PROBLEM DESCRIPTION :: Output all lines exactly.

DATA EXCERPTS ::
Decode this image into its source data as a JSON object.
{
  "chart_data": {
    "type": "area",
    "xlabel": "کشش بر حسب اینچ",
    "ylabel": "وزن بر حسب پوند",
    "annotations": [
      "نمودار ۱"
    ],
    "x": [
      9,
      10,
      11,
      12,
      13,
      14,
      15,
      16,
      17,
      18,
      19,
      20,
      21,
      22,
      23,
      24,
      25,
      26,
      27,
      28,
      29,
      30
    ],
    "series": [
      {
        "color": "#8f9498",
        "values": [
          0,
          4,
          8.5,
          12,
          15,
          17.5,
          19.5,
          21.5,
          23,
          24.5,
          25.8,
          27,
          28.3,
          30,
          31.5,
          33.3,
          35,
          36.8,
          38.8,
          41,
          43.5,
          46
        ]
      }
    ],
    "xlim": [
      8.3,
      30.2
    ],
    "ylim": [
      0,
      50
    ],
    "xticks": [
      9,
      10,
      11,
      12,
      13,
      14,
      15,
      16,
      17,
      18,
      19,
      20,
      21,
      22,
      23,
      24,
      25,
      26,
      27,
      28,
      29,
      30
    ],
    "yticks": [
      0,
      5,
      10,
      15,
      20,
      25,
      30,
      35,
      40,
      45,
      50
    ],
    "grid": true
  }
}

RESULT FOR THIS TASK ::
Decode this image into its source data as a JSON object.
{
  "chart_data": {
    "type": "area",
    "xlabel": "کشش بر حسب اینچ",
    "ylabel": "وزن بر حسب پوند",
    "annotations": [
      "نمودار ۱"
    ],
    "x": [
      9,
      10,
      11,
      12,
      13,
      14,
      15,
      16,
      17,
      18,
      19,
      20,
      21,
      22,
      23,
      24,
      25,
      26,
      27,
      28,
      29,
      30
    ],
    "series": [
      {
        "color": "#8f9498",
        "values": [
          0,
          4,
          8.5,
          12,
          15,
          17.5,
          19.5,
          21.5,
          23,
          24.5,
          25.8,
          27,
          28.3,
          30,
          31.5,
          33.3,
          35,
          36.8,
          38.8,
          41,
          43.5,
          46
        ]
      }
    ],
    "xlim": [
      8.3,
      30.2
    ],
    "ylim": [
      0,
      50
    ],
    "xticks": [
      9,
      10,
      11,
      12,
      13,
      14,
      15,
      16,
      17,
      18,
      19,
      20,
      21,
      22,
      23,
      24,
      25,
      26,
      27,
      28,
      29,
      30
    ],
    "yticks": [
      0,
      5,
      10,
      15,
      20,
      25,
      30,
      35,
      40,
      45,
      50
    ],
    "grid": true
  }
}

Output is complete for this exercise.